Provided data:
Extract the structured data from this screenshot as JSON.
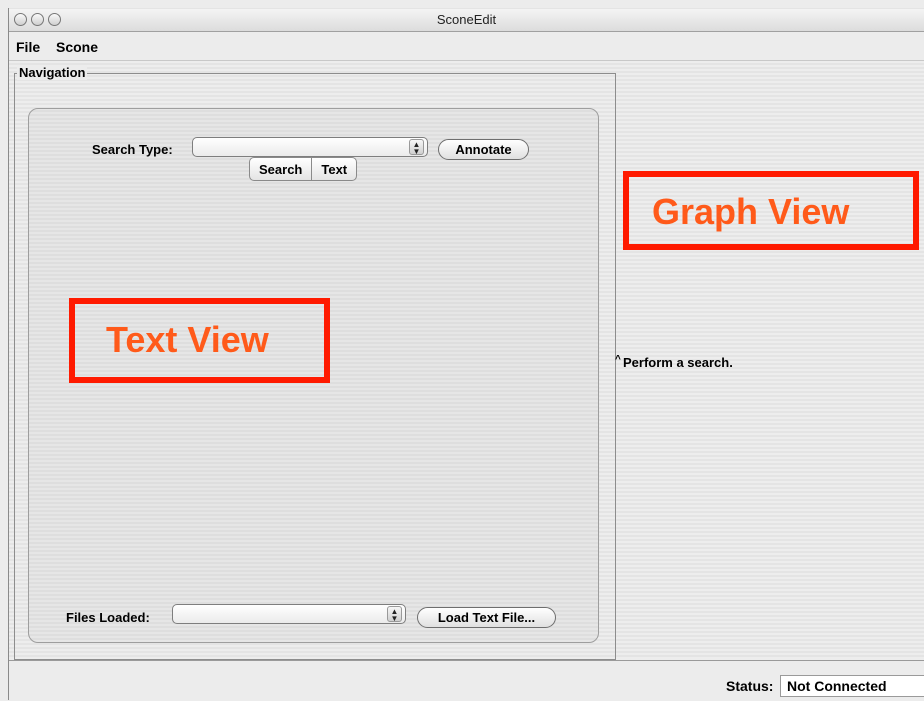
{
  "window": {
    "title": "SconeEdit"
  },
  "menu": {
    "items": [
      "File",
      "Scone"
    ]
  },
  "navigation": {
    "legend": "Navigation",
    "tabs": [
      "Search",
      "Text"
    ],
    "search_type_label": "Search Type:",
    "search_type_value": "",
    "annotate_label": "Annotate",
    "files_loaded_label": "Files Loaded:",
    "files_loaded_value": "",
    "load_text_file_label": "Load Text File..."
  },
  "annotations": {
    "text_view": "Text View",
    "graph_view": "Graph View"
  },
  "graph": {
    "hint": "Perform a search.",
    "hint_prefix": "^"
  },
  "status": {
    "label": "Status:",
    "value": "Not Connected"
  },
  "colors": {
    "annotation_border": "#ff1a00",
    "annotation_text": "#ff5a1a"
  }
}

Problem to work on: Write out every line of the data that holds the word "View".

Result of this exercise:
    "text_view": "Text View",
    "graph_view": "Graph View"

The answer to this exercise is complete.